Listings of element locations:

━━━━━━━━━━━━━━━━━━━━

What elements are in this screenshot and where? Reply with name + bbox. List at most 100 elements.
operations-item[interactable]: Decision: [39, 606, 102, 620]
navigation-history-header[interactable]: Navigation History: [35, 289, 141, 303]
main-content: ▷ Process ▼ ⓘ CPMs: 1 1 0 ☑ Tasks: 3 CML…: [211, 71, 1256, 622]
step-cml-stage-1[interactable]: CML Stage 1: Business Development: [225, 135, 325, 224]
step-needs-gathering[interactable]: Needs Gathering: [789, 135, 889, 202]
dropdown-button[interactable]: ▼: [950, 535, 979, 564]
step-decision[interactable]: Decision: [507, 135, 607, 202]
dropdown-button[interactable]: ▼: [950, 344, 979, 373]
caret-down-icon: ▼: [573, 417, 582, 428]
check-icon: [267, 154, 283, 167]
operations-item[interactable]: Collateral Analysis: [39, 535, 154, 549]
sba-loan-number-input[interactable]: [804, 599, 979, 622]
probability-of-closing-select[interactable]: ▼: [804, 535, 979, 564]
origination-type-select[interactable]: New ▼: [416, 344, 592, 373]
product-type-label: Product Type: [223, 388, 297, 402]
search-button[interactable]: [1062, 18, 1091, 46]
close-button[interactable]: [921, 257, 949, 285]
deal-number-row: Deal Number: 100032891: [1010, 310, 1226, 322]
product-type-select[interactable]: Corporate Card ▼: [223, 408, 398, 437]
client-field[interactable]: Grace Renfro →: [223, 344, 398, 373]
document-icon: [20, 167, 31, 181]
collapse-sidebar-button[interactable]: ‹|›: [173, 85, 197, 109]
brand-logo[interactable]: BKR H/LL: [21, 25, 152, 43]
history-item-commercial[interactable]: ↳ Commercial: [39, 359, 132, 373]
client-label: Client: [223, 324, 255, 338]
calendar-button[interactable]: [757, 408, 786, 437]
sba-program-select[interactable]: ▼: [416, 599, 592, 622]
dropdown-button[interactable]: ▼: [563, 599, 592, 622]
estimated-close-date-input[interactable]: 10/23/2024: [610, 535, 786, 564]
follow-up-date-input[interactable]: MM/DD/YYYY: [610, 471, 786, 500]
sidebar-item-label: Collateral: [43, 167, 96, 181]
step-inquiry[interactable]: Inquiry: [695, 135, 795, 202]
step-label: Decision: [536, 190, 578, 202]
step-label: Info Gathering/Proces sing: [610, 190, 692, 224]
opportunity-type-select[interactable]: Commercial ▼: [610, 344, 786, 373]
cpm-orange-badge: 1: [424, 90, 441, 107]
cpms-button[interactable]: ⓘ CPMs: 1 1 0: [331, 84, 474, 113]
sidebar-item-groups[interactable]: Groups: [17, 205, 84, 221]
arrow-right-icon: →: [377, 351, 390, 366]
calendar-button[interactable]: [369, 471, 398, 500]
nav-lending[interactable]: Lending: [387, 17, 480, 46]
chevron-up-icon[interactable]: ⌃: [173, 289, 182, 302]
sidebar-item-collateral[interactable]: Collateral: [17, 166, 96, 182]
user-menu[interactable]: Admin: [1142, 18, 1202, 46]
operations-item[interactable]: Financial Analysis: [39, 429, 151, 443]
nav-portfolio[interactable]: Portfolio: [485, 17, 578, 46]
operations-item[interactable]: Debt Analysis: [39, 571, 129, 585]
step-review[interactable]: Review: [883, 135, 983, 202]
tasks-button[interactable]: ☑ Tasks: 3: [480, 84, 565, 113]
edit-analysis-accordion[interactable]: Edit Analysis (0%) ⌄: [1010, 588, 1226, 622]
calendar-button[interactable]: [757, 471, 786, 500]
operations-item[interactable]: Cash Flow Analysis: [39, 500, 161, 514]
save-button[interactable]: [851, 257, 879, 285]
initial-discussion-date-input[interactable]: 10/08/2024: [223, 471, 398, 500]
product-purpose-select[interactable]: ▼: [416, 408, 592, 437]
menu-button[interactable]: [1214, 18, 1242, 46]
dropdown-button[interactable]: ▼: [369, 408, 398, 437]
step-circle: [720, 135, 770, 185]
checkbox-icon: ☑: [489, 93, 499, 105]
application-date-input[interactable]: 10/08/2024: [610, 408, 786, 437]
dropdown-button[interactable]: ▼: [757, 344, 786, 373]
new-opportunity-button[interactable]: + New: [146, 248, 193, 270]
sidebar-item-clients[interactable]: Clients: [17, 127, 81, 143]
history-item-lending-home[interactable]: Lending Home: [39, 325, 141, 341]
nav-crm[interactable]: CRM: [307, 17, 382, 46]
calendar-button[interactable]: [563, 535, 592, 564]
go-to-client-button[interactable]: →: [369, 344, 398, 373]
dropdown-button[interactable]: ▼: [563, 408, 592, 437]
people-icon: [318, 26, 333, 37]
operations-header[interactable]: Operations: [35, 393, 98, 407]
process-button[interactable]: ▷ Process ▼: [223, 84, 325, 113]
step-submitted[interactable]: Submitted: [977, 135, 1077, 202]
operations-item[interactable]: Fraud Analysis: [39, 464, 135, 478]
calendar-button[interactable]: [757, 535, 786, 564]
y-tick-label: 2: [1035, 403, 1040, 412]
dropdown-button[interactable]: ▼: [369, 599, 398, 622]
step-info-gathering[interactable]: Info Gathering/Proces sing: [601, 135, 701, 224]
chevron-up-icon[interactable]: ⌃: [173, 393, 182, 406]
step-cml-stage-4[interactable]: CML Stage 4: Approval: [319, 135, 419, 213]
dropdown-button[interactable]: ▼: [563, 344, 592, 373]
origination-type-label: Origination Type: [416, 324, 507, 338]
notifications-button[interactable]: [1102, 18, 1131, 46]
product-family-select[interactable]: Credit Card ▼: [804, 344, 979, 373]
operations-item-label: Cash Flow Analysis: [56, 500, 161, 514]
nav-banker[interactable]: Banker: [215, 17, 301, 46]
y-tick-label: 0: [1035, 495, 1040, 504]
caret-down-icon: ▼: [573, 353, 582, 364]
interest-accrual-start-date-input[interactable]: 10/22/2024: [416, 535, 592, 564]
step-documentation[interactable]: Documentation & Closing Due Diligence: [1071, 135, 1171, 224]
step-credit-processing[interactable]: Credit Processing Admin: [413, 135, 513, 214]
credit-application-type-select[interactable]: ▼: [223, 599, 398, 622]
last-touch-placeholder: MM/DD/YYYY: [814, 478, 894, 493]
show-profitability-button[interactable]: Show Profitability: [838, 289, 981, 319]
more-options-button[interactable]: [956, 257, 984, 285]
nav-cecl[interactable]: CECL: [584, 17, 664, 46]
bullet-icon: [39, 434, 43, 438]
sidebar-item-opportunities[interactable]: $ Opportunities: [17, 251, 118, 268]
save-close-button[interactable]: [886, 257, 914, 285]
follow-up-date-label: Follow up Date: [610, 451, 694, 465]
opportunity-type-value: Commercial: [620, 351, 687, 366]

━━━━━━━━━━━━━━━━━━━━

## YOUR GOAL
Render all of the lines above as a numbered list, omitting any blank lines.

## SOLUTION TO THE EXERCISE
1. What elements are in this screenshot and where? Reply with name + bbox. List at most 100 elements.
2. operations-item[interactable]: Decision: [39, 606, 102, 620]
3. navigation-history-header[interactable]: Navigation History: [35, 289, 141, 303]
4. main-content: ▷ Process ▼ ⓘ CPMs: 1 1 0 ☑ Tasks: 3 CML…: [211, 71, 1256, 622]
5. step-cml-stage-1[interactable]: CML Stage 1: Business Development: [225, 135, 325, 224]
6. step-needs-gathering[interactable]: Needs Gathering: [789, 135, 889, 202]
7. dropdown-button[interactable]: ▼: [950, 535, 979, 564]
8. step-decision[interactable]: Decision: [507, 135, 607, 202]
9. dropdown-button[interactable]: ▼: [950, 344, 979, 373]
10. caret-down-icon: ▼: [573, 417, 582, 428]
11. check-icon: [267, 154, 283, 167]
12. operations-item[interactable]: Collateral Analysis: [39, 535, 154, 549]
13. sba-loan-number-input[interactable]: [804, 599, 979, 622]
14. probability-of-closing-select[interactable]: ▼: [804, 535, 979, 564]
15. origination-type-select[interactable]: New ▼: [416, 344, 592, 373]
16. product-type-label: Product Type: [223, 388, 297, 402]
17. search-button[interactable]: [1062, 18, 1091, 46]
18. close-button[interactable]: [921, 257, 949, 285]
19. deal-number-row: Deal Number: 100032891: [1010, 310, 1226, 322]
20. product-type-select[interactable]: Corporate Card ▼: [223, 408, 398, 437]
21. client-field[interactable]: Grace Renfro →: [223, 344, 398, 373]
22. document-icon: [20, 167, 31, 181]
23. collapse-sidebar-button[interactable]: ‹|›: [173, 85, 197, 109]
24. brand-logo[interactable]: BKR H/LL: [21, 25, 152, 43]
25. history-item-commercial[interactable]: ↳ Commercial: [39, 359, 132, 373]
26. client-label: Client: [223, 324, 255, 338]
27. calendar-button[interactable]: [757, 408, 786, 437]
28. sba-program-select[interactable]: ▼: [416, 599, 592, 622]
29. dropdown-button[interactable]: ▼: [563, 599, 592, 622]
30. estimated-close-date-input[interactable]: 10/23/2024: [610, 535, 786, 564]
31. follow-up-date-input[interactable]: MM/DD/YYYY: [610, 471, 786, 500]
32. sidebar-item-label: Collateral: [43, 167, 96, 181]
33. step-inquiry[interactable]: Inquiry: [695, 135, 795, 202]
34. step-label: Decision: [536, 190, 578, 202]
35. step-label: Info Gathering/Proces sing: [610, 190, 692, 224]
36. opportunity-type-select[interactable]: Commercial ▼: [610, 344, 786, 373]
37. cpm-orange-badge: 1: [424, 90, 441, 107]
38. cpms-button[interactable]: ⓘ CPMs: 1 1 0: [331, 84, 474, 113]
39. sidebar-item-groups[interactable]: Groups: [17, 205, 84, 221]
40. arrow-right-icon: →: [377, 351, 390, 366]
41. calendar-button[interactable]: [369, 471, 398, 500]
42. nav-lending[interactable]: Lending: [387, 17, 480, 46]
43. chevron-up-icon[interactable]: ⌃: [173, 289, 182, 302]
44. sidebar-item-collateral[interactable]: Collateral: [17, 166, 96, 182]
45. user-menu[interactable]: Admin: [1142, 18, 1202, 46]
46. operations-item[interactable]: Financial Analysis: [39, 429, 151, 443]
47. nav-portfolio[interactable]: Portfolio: [485, 17, 578, 46]
48. operations-item[interactable]: Debt Analysis: [39, 571, 129, 585]
49. step-review[interactable]: Review: [883, 135, 983, 202]
50. tasks-button[interactable]: ☑ Tasks: 3: [480, 84, 565, 113]
51. edit-analysis-accordion[interactable]: Edit Analysis (0%) ⌄: [1010, 588, 1226, 622]
52. calendar-button[interactable]: [757, 471, 786, 500]
53. operations-item[interactable]: Cash Flow Analysis: [39, 500, 161, 514]
54. save-button[interactable]: [851, 257, 879, 285]
55. initial-discussion-date-input[interactable]: 10/08/2024: [223, 471, 398, 500]
56. product-purpose-select[interactable]: ▼: [416, 408, 592, 437]
57. menu-button[interactable]: [1214, 18, 1242, 46]
58. dropdown-button[interactable]: ▼: [369, 408, 398, 437]
59. step-circle: [720, 135, 770, 185]
60. checkbox-icon: ☑: [489, 93, 499, 105]
61. application-date-input[interactable]: 10/08/2024: [610, 408, 786, 437]
62. dropdown-button[interactable]: ▼: [757, 344, 786, 373]
63. new-opportunity-button[interactable]: + New: [146, 248, 193, 270]
64. sidebar-item-clients[interactable]: Clients: [17, 127, 81, 143]
65. history-item-lending-home[interactable]: Lending Home: [39, 325, 141, 341]
66. nav-crm[interactable]: CRM: [307, 17, 382, 46]
67. calendar-button[interactable]: [563, 535, 592, 564]
68. go-to-client-button[interactable]: →: [369, 344, 398, 373]
69. dropdown-button[interactable]: ▼: [563, 408, 592, 437]
70. people-icon: [318, 26, 333, 37]
71. operations-header[interactable]: Operations: [35, 393, 98, 407]
72. process-button[interactable]: ▷ Process ▼: [223, 84, 325, 113]
73. step-submitted[interactable]: Submitted: [977, 135, 1077, 202]
74. operations-item[interactable]: Fraud Analysis: [39, 464, 135, 478]
75. calendar-button[interactable]: [757, 535, 786, 564]
76. y-tick-label: 2: [1035, 403, 1040, 412]
77. dropdown-button[interactable]: ▼: [369, 599, 398, 622]
78. step-info-gathering[interactable]: Info Gathering/Proces sing: [601, 135, 701, 224]
79. chevron-up-icon[interactable]: ⌃: [173, 393, 182, 406]
80. step-cml-stage-4[interactable]: CML Stage 4: Approval: [319, 135, 419, 213]
81. dropdown-button[interactable]: ▼: [563, 344, 592, 373]
82. origination-type-label: Origination Type: [416, 324, 507, 338]
83. notifications-button[interactable]: [1102, 18, 1131, 46]
84. product-family-select[interactable]: Credit Card ▼: [804, 344, 979, 373]
85. operations-item-label: Cash Flow Analysis: [56, 500, 161, 514]
86. nav-banker[interactable]: Banker: [215, 17, 301, 46]
87. y-tick-label: 0: [1035, 495, 1040, 504]
88. caret-down-icon: ▼: [573, 353, 582, 364]
89. interest-accrual-start-date-input[interactable]: 10/22/2024: [416, 535, 592, 564]
90. step-documentation[interactable]: Documentation & Closing Due Diligence: [1071, 135, 1171, 224]
91. step-credit-processing[interactable]: Credit Processing Admin: [413, 135, 513, 214]
92. credit-application-type-select[interactable]: ▼: [223, 599, 398, 622]
93. last-touch-placeholder: MM/DD/YYYY: [814, 478, 894, 493]
94. show-profitability-button[interactable]: Show Profitability: [838, 289, 981, 319]
95. more-options-button[interactable]: [956, 257, 984, 285]
96. nav-cecl[interactable]: CECL: [584, 17, 664, 46]
97. bullet-icon: [39, 434, 43, 438]
98. sidebar-item-opportunities[interactable]: $ Opportunities: [17, 251, 118, 268]
99. save-close-button[interactable]: [886, 257, 914, 285]
100. follow-up-date-label: Follow up Date: [610, 451, 694, 465]
101. opportunity-type-value: Commercial: [620, 351, 687, 366]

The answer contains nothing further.